**What you should do**
Scan the lines below; pull out those with "name".

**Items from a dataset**
####

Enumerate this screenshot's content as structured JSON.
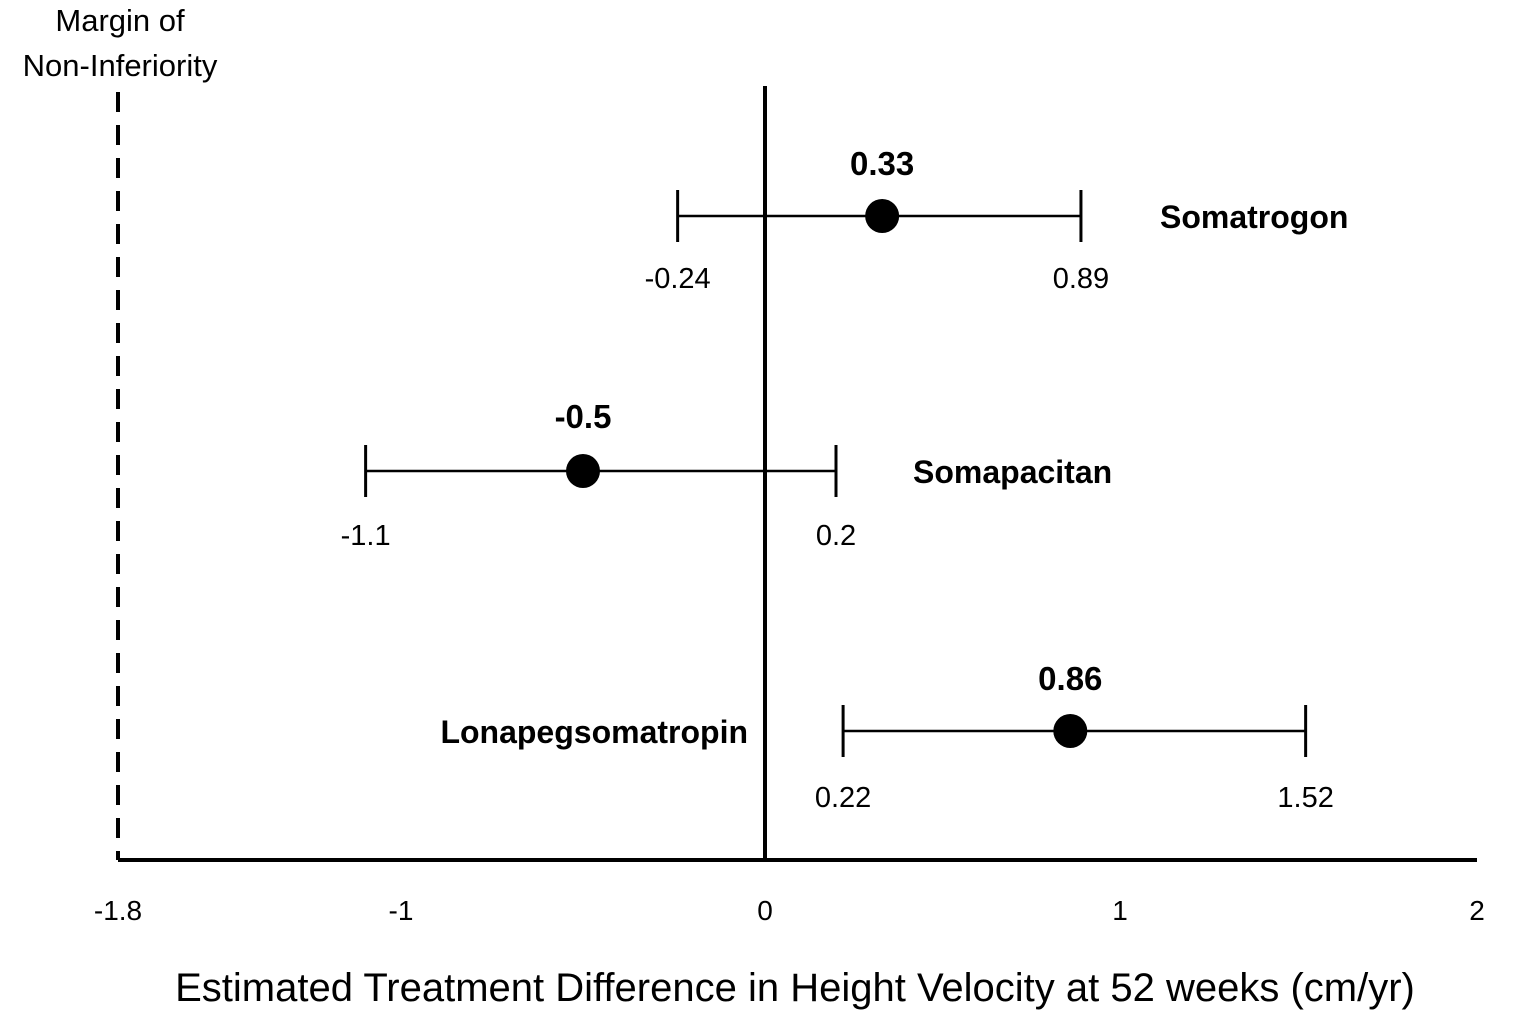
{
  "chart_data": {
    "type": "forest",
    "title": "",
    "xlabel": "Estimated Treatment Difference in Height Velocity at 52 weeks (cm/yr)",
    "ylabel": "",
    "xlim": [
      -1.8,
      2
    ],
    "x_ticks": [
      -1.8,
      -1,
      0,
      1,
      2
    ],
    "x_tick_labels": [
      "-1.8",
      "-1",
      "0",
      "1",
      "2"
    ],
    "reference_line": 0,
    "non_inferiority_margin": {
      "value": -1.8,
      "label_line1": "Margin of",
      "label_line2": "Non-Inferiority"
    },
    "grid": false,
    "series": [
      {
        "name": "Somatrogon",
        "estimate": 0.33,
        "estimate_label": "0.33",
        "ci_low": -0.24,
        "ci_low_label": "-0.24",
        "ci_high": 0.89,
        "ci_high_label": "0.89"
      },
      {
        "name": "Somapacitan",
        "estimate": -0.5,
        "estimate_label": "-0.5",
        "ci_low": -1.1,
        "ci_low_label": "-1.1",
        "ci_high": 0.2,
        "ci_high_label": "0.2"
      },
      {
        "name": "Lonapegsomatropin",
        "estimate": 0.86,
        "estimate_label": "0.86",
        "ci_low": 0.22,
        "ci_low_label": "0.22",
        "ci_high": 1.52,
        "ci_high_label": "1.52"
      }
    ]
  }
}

####

**Task answer**
        "name": "Somatrogon",
        "name": "Somapacitan",
        "name": "Lonapegsomatropin",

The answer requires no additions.